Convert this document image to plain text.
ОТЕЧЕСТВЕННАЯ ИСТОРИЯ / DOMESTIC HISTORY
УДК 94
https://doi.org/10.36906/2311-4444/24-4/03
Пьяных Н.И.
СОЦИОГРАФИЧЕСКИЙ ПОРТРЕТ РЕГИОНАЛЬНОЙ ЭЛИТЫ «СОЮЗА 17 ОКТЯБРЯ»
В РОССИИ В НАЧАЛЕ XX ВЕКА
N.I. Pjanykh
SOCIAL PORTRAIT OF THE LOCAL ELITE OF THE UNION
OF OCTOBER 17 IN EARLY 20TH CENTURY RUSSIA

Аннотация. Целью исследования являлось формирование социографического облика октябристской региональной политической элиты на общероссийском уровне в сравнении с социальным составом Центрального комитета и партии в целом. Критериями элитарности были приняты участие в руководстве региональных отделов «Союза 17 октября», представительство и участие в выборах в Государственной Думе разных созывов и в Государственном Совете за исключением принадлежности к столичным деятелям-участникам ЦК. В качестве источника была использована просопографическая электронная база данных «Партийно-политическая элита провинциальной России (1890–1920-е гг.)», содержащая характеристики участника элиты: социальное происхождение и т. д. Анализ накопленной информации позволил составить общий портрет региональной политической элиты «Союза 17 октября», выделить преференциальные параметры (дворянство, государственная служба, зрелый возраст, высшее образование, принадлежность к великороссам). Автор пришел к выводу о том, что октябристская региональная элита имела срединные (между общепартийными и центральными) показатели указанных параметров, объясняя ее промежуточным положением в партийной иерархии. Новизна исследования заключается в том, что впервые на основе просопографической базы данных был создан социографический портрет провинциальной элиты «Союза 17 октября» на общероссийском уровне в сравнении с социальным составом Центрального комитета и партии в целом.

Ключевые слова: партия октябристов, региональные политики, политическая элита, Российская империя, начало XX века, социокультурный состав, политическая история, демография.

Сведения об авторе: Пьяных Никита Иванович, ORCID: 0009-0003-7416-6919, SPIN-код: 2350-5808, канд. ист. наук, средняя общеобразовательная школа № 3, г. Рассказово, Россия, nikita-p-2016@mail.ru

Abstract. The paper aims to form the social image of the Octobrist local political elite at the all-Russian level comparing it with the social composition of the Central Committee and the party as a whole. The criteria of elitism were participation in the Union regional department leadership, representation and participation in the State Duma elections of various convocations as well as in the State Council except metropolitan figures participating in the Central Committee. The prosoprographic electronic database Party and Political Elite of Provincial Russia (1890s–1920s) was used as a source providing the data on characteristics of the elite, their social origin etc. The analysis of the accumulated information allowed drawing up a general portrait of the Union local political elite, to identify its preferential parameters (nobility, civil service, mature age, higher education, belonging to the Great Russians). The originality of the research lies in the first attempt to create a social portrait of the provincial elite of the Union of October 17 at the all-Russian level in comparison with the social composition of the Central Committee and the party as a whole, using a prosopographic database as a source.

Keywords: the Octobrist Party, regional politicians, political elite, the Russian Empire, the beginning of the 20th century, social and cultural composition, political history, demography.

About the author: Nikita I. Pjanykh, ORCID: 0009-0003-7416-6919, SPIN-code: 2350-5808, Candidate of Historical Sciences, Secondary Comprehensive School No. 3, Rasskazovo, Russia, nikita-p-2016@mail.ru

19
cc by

§ §

■ **Exercise**
Which lines above contain the word "nikita"? Copy each of them.

■ **Reply**
Сведения об авторе: Пьяных Никита Иванович, ORCID: 0009-0003-7416-6919, SPIN-код: 2350-5808, канд. ист. наук, средняя общеобразовательная школа № 3, г. Рассказово, Россия, nikita-p-2016@mail.ru
About the author: Nikita I. Pjanykh, ORCID: 0009-0003-7416-6919, SPIN-code: 2350-5808, Candidate of Historical Sciences, Secondary Comprehensive School No. 3, Rasskazovo, Russia, nikita-p-2016@mail.ru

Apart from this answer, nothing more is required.